• **Given problem**:
Each record must be reproduced exactly as it is shown.

• **Material to process**:
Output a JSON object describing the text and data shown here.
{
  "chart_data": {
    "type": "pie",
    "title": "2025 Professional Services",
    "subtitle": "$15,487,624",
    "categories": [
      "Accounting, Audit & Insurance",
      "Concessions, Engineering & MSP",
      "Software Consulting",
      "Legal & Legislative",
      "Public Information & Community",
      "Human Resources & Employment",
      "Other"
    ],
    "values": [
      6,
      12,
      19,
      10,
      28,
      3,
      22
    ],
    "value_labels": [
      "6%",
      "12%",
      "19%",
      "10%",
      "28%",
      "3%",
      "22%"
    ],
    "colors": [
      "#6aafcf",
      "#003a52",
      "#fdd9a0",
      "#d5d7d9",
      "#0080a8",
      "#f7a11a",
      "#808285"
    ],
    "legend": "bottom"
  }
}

• **Response to the exercise**:
Output a JSON object describing the text and data shown here.
{
  "chart_data": {
    "type": "pie",
    "title": "2025 Professional Services",
    "subtitle": "$15,487,624",
    "categories": [
      "Accounting, Audit & Insurance",
      "Concessions, Engineering & MSP",
      "Software Consulting",
      "Legal & Legislative",
      "Public Information & Community",
      "Human Resources & Employment",
      "Other"
    ],
    "values": [
      6,
      12,
      19,
      10,
      28,
      3,
      22
    ],
    "value_labels": [
      "6%",
      "12%",
      "19%",
      "10%",
      "28%",
      "3%",
      "22%"
    ],
    "colors": [
      "#6aafcf",
      "#003a52",
      "#fdd9a0",
      "#d5d7d9",
      "#0080a8",
      "#f7a11a",
      "#808285"
    ],
    "legend": "bottom"
  }
}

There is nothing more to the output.